▶ [GOAL]
Separate out the lines that hold "JSON".

═════ MATERIAL TO PROCESS

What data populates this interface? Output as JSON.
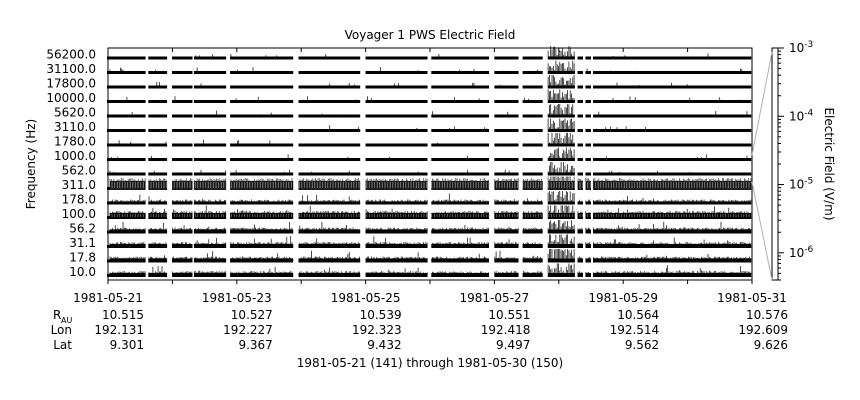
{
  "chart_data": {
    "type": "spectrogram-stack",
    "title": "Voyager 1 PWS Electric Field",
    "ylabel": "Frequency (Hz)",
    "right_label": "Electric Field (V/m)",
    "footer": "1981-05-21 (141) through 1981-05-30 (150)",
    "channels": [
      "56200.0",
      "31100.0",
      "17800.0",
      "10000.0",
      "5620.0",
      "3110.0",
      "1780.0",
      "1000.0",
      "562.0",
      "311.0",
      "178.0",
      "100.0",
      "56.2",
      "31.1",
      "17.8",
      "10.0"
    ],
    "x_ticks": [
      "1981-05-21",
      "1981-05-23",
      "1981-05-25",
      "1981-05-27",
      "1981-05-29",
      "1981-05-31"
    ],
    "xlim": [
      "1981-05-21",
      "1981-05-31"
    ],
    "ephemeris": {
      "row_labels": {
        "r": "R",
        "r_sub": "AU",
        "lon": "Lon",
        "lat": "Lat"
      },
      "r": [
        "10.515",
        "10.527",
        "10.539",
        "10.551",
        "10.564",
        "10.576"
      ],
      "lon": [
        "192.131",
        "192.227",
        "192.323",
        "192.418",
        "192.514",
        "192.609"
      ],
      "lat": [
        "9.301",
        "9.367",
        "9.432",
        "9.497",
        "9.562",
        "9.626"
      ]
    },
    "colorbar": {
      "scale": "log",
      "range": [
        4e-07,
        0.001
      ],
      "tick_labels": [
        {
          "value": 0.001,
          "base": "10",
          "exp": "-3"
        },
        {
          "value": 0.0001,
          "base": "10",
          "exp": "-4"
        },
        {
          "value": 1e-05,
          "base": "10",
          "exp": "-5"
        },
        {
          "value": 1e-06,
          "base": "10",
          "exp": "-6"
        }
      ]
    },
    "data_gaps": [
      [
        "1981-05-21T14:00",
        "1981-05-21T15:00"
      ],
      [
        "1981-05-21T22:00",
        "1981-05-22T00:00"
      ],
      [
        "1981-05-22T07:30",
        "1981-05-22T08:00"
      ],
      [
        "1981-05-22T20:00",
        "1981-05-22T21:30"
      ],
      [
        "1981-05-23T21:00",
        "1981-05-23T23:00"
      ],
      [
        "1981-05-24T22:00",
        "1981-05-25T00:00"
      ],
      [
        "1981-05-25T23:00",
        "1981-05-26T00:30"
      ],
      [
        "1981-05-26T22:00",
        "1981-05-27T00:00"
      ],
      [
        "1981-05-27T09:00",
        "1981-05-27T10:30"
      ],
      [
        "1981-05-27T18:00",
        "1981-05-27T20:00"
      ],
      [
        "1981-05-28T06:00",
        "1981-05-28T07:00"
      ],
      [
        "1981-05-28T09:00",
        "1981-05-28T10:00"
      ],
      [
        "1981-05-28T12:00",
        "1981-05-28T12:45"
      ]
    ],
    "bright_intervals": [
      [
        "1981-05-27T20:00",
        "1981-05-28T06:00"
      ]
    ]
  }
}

══════════
═════ MATERIAL TO PROCESS

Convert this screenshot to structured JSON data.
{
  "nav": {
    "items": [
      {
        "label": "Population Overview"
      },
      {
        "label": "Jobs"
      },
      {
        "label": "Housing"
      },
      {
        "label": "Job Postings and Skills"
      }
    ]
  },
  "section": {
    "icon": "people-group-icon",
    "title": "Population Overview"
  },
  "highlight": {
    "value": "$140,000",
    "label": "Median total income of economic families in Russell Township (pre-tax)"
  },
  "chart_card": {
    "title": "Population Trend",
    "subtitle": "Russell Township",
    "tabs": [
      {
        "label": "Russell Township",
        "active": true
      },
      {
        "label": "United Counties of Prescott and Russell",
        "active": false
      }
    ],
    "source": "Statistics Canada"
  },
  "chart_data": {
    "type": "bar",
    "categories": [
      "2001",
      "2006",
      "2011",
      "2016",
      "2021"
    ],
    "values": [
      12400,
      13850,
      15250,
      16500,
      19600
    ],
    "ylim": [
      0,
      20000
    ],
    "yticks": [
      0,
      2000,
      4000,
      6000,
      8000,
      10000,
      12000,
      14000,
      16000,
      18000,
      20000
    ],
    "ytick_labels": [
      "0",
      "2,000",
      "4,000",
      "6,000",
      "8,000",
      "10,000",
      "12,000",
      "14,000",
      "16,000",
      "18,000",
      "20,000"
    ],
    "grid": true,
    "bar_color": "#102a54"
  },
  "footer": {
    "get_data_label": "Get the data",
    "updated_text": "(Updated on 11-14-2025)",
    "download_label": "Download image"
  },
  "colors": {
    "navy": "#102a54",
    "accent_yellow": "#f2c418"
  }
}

══════════
═════ MATERIAL TO PROCESS

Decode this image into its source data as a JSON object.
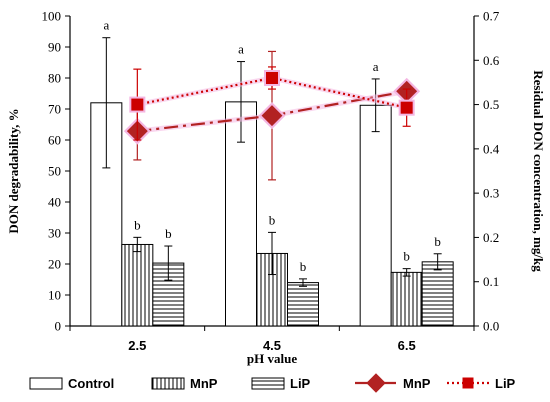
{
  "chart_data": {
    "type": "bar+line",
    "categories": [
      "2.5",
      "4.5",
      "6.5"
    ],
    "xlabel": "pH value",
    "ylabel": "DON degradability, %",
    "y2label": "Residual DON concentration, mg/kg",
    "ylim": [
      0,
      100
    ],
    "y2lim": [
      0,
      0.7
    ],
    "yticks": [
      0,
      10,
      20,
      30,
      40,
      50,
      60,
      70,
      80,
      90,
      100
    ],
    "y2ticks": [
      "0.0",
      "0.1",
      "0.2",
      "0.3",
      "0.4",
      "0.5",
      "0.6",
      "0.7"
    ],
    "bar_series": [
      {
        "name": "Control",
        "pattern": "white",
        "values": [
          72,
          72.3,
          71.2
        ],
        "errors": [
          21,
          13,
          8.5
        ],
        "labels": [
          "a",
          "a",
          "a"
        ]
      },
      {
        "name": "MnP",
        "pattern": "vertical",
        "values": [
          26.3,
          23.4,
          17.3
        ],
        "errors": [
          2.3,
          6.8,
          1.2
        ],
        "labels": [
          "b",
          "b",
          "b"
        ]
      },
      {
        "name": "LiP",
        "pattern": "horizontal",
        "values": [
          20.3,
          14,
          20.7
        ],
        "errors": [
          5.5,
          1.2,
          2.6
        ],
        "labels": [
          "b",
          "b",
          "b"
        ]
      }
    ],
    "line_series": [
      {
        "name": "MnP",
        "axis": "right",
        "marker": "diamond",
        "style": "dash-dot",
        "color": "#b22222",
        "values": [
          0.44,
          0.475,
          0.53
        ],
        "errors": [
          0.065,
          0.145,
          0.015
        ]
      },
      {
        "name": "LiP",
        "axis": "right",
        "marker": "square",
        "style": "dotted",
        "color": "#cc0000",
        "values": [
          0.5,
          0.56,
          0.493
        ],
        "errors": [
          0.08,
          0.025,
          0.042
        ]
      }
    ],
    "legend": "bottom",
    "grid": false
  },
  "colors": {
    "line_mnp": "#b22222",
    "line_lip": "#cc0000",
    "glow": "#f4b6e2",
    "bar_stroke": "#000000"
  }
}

══════════

▶ [CORRECT RESULT]
What data populates this interface? Output as JSON.
Convert this screenshot to structured JSON data.
Decode this image into its source data as a JSON object.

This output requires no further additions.